**Exercise description:** Every line of the listing must be reproduced as it stands. Leave the images behind.

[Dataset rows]
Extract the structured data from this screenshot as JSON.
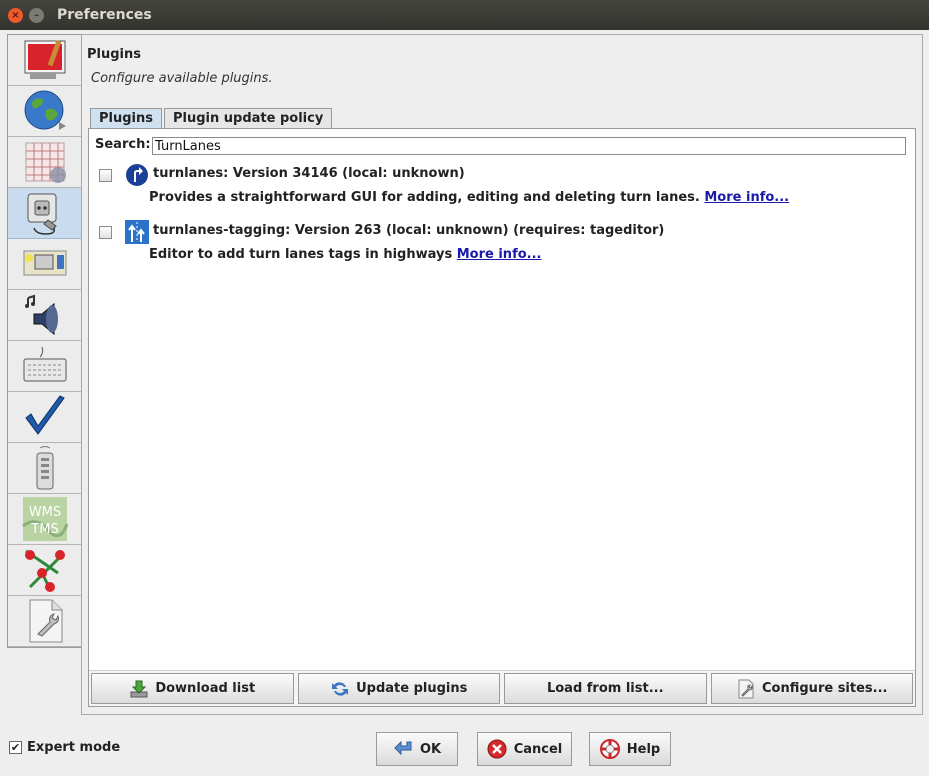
{
  "window": {
    "title": "Preferences",
    "close_glyph": "×",
    "minimize_glyph": "–"
  },
  "sidebar": {
    "items": [
      {
        "name": "display-settings",
        "icon": "paint-brush-screen-icon"
      },
      {
        "name": "map-settings",
        "icon": "globe-icon"
      },
      {
        "name": "projection-settings",
        "icon": "grid-map-icon"
      },
      {
        "name": "plugins",
        "icon": "plug-icon",
        "active": true
      },
      {
        "name": "toolbar-settings",
        "icon": "toolbar-icon"
      },
      {
        "name": "audio-settings",
        "icon": "speaker-icon"
      },
      {
        "name": "shortcuts",
        "icon": "keyboard-icon"
      },
      {
        "name": "validator",
        "icon": "checkmark-icon"
      },
      {
        "name": "remote-control",
        "icon": "remote-control-icon"
      },
      {
        "name": "imagery",
        "icon": "wms-tms-icon",
        "label_lines": [
          "WMS",
          "TMS"
        ]
      },
      {
        "name": "connection",
        "icon": "connection-icon"
      },
      {
        "name": "advanced",
        "icon": "document-wrench-icon"
      }
    ]
  },
  "main": {
    "title": "Plugins",
    "description": "Configure available plugins.",
    "tabs": [
      {
        "label": "Plugins",
        "selected": true
      },
      {
        "label": "Plugin update policy",
        "selected": false
      }
    ],
    "search": {
      "label": "Search:",
      "value": "TurnLanes"
    },
    "plugins": [
      {
        "title": "turnlanes: Version 34146 (local: unknown)",
        "description": "Provides a straightforward GUI for adding, editing and deleting turn lanes.",
        "link": "More info...",
        "checked": false,
        "icon": "turnlanes-icon"
      },
      {
        "title": "turnlanes-tagging: Version 263 (local: unknown) (requires: tageditor)",
        "description": "Editor to add turn lanes tags in highways",
        "link": "More info...",
        "checked": false,
        "icon": "turnlanes-tagging-icon"
      }
    ],
    "buttons": [
      {
        "label": "Download list",
        "icon": "download-icon"
      },
      {
        "label": "Update plugins",
        "icon": "refresh-icon"
      },
      {
        "label": "Load from list...",
        "icon": ""
      },
      {
        "label": "Configure sites...",
        "icon": "configure-icon"
      }
    ]
  },
  "footer": {
    "expert_mode_label": "Expert mode",
    "expert_mode_checked": true,
    "expert_mode_mark": "✔",
    "ok_label": "OK",
    "cancel_label": "Cancel",
    "help_label": "Help"
  },
  "colors": {
    "titlebar": "#3c3b37",
    "selected_tab": "#cfe0f1",
    "link": "#1a1aa8",
    "close_button": "#ee5a2a"
  }
}
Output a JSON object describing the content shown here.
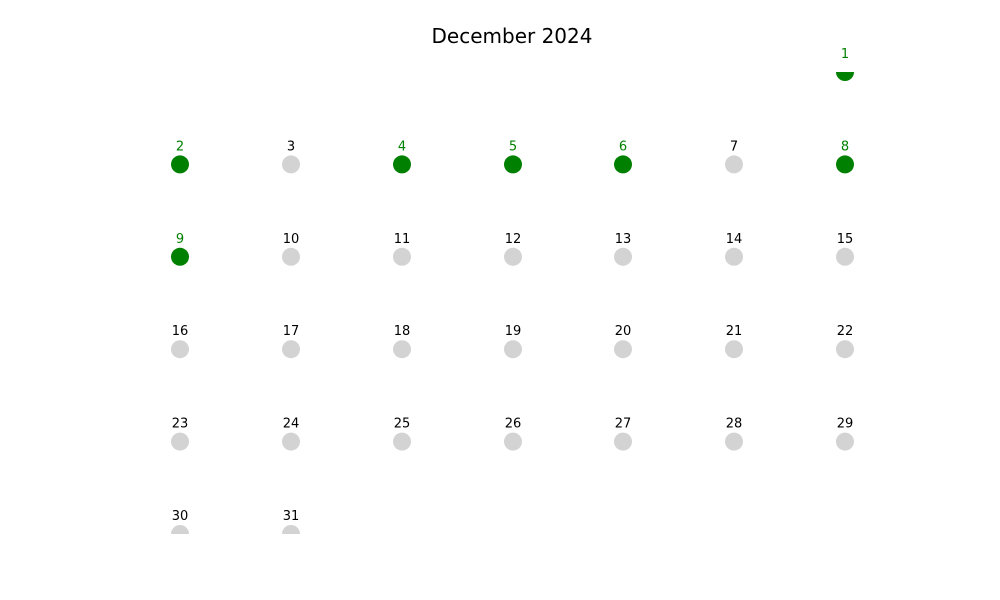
{
  "calendar": {
    "title": "December 2024",
    "month": "December",
    "year": 2024
  },
  "colors": {
    "active": "#008000",
    "inactive": "#d3d3d3",
    "label_default": "#000000"
  },
  "chart_data": {
    "type": "scatter",
    "title": "December 2024",
    "xlabel": "",
    "ylabel": "",
    "grid": false,
    "columns": 7,
    "first_weekday_column": 6,
    "days": [
      {
        "day": 1,
        "active": true
      },
      {
        "day": 2,
        "active": true
      },
      {
        "day": 3,
        "active": false
      },
      {
        "day": 4,
        "active": true
      },
      {
        "day": 5,
        "active": true
      },
      {
        "day": 6,
        "active": true
      },
      {
        "day": 7,
        "active": false
      },
      {
        "day": 8,
        "active": true
      },
      {
        "day": 9,
        "active": true
      },
      {
        "day": 10,
        "active": false
      },
      {
        "day": 11,
        "active": false
      },
      {
        "day": 12,
        "active": false
      },
      {
        "day": 13,
        "active": false
      },
      {
        "day": 14,
        "active": false
      },
      {
        "day": 15,
        "active": false
      },
      {
        "day": 16,
        "active": false
      },
      {
        "day": 17,
        "active": false
      },
      {
        "day": 18,
        "active": false
      },
      {
        "day": 19,
        "active": false
      },
      {
        "day": 20,
        "active": false
      },
      {
        "day": 21,
        "active": false
      },
      {
        "day": 22,
        "active": false
      },
      {
        "day": 23,
        "active": false
      },
      {
        "day": 24,
        "active": false
      },
      {
        "day": 25,
        "active": false
      },
      {
        "day": 26,
        "active": false
      },
      {
        "day": 27,
        "active": false
      },
      {
        "day": 28,
        "active": false
      },
      {
        "day": 29,
        "active": false
      },
      {
        "day": 30,
        "active": false
      },
      {
        "day": 31,
        "active": false
      }
    ]
  }
}
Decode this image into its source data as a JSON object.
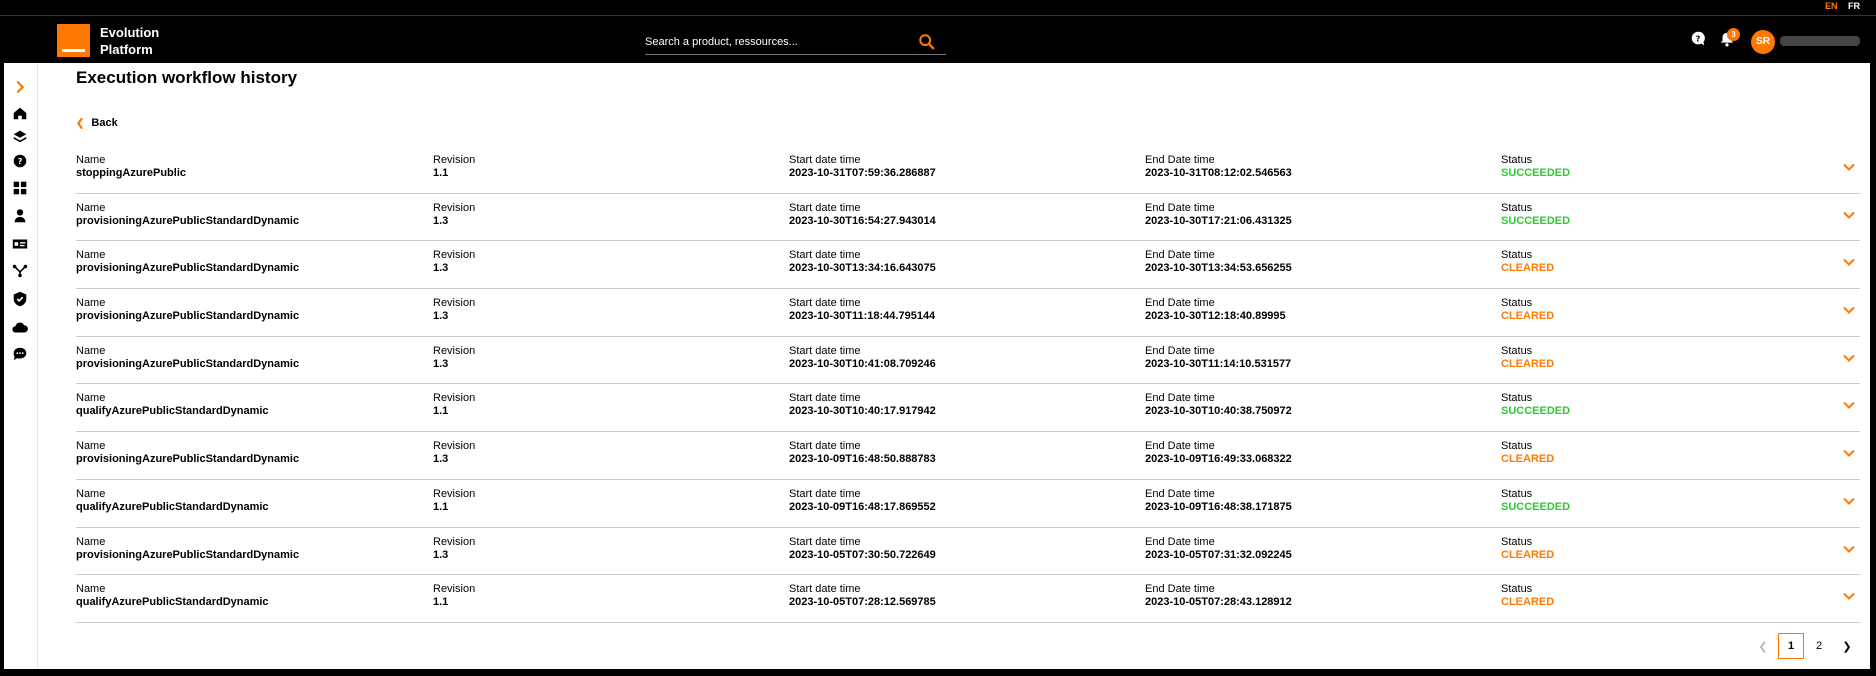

**Solution for this task:**
Extract the structured data from this screenshot as JSON.
{
  "window": {
    "title": "Preferences",
    "close_glyph": "×",
    "minimize_glyph": "–"
  },
  "sidebar": {
    "items": [
      {
        "name": "display-settings",
        "icon": "paint-brush-screen-icon"
      },
      {
        "name": "map-settings",
        "icon": "globe-icon"
      },
      {
        "name": "projection-settings",
        "icon": "grid-map-icon"
      },
      {
        "name": "plugins",
        "icon": "plug-icon",
        "active": true
      },
      {
        "name": "toolbar-settings",
        "icon": "toolbar-icon"
      },
      {
        "name": "audio-settings",
        "icon": "speaker-icon"
      },
      {
        "name": "shortcuts",
        "icon": "keyboard-icon"
      },
      {
        "name": "validator",
        "icon": "checkmark-icon"
      },
      {
        "name": "remote-control",
        "icon": "remote-control-icon"
      },
      {
        "name": "imagery",
        "icon": "wms-tms-icon",
        "label_lines": [
          "WMS",
          "TMS"
        ]
      },
      {
        "name": "connection",
        "icon": "connection-icon"
      },
      {
        "name": "advanced",
        "icon": "document-wrench-icon"
      }
    ]
  },
  "main": {
    "title": "Plugins",
    "description": "Configure available plugins.",
    "tabs": [
      {
        "label": "Plugins",
        "selected": true
      },
      {
        "label": "Plugin update policy",
        "selected": false
      }
    ],
    "search": {
      "label": "Search:",
      "value": "TurnLanes"
    },
    "plugins": [
      {
        "title": "turnlanes: Version 34146 (local: unknown)",
        "description": "Provides a straightforward GUI for adding, editing and deleting turn lanes.",
        "link": "More info...",
        "checked": false,
        "icon": "turnlanes-icon"
      },
      {
        "title": "turnlanes-tagging: Version 263 (local: unknown) (requires: tageditor)",
        "description": "Editor to add turn lanes tags in highways",
        "link": "More info...",
        "checked": false,
        "icon": "turnlanes-tagging-icon"
      }
    ],
    "buttons": [
      {
        "label": "Download list",
        "icon": "download-icon"
      },
      {
        "label": "Update plugins",
        "icon": "refresh-icon"
      },
      {
        "label": "Load from list...",
        "icon": ""
      },
      {
        "label": "Configure sites...",
        "icon": "configure-icon"
      }
    ]
  },
  "footer": {
    "expert_mode_label": "Expert mode",
    "expert_mode_checked": true,
    "expert_mode_mark": "✔",
    "ok_label": "OK",
    "cancel_label": "Cancel",
    "help_label": "Help"
  },
  "colors": {
    "titlebar": "#3c3b37",
    "selected_tab": "#cfe0f1",
    "link": "#1a1aa8",
    "close_button": "#ee5a2a"
  }
}
Output a JSON object describing the content shown here.
{
  "calendar": {
    "title": "December 2024",
    "month": "December",
    "year": 2024
  },
  "colors": {
    "active": "#008000",
    "inactive": "#d3d3d3",
    "label_default": "#000000"
  },
  "chart_data": {
    "type": "scatter",
    "title": "December 2024",
    "xlabel": "",
    "ylabel": "",
    "grid": false,
    "columns": 7,
    "first_weekday_column": 6,
    "days": [
      {
        "day": 1,
        "active": true
      },
      {
        "day": 2,
        "active": true
      },
      {
        "day": 3,
        "active": false
      },
      {
        "day": 4,
        "active": true
      },
      {
        "day": 5,
        "active": true
      },
      {
        "day": 6,
        "active": true
      },
      {
        "day": 7,
        "active": false
      },
      {
        "day": 8,
        "active": true
      },
      {
        "day": 9,
        "active": true
      },
      {
        "day": 10,
        "active": false
      },
      {
        "day": 11,
        "active": false
      },
      {
        "day": 12,
        "active": false
      },
      {
        "day": 13,
        "active": false
      },
      {
        "day": 14,
        "active": false
      },
      {
        "day": 15,
        "active": false
      },
      {
        "day": 16,
        "active": false
      },
      {
        "day": 17,
        "active": false
      },
      {
        "day": 18,
        "active": false
      },
      {
        "day": 19,
        "active": false
      },
      {
        "day": 20,
        "active": false
      },
      {
        "day": 21,
        "active": false
      },
      {
        "day": 22,
        "active": false
      },
      {
        "day": 23,
        "active": false
      },
      {
        "day": 24,
        "active": false
      },
      {
        "day": 25,
        "active": false
      },
      {
        "day": 26,
        "active": false
      },
      {
        "day": 27,
        "active": false
      },
      {
        "day": 28,
        "active": false
      },
      {
        "day": 29,
        "active": false
      },
      {
        "day": 30,
        "active": false
      },
      {
        "day": 31,
        "active": false
      }
    ]
  }
}
Decode this image into its source data as a JSON object.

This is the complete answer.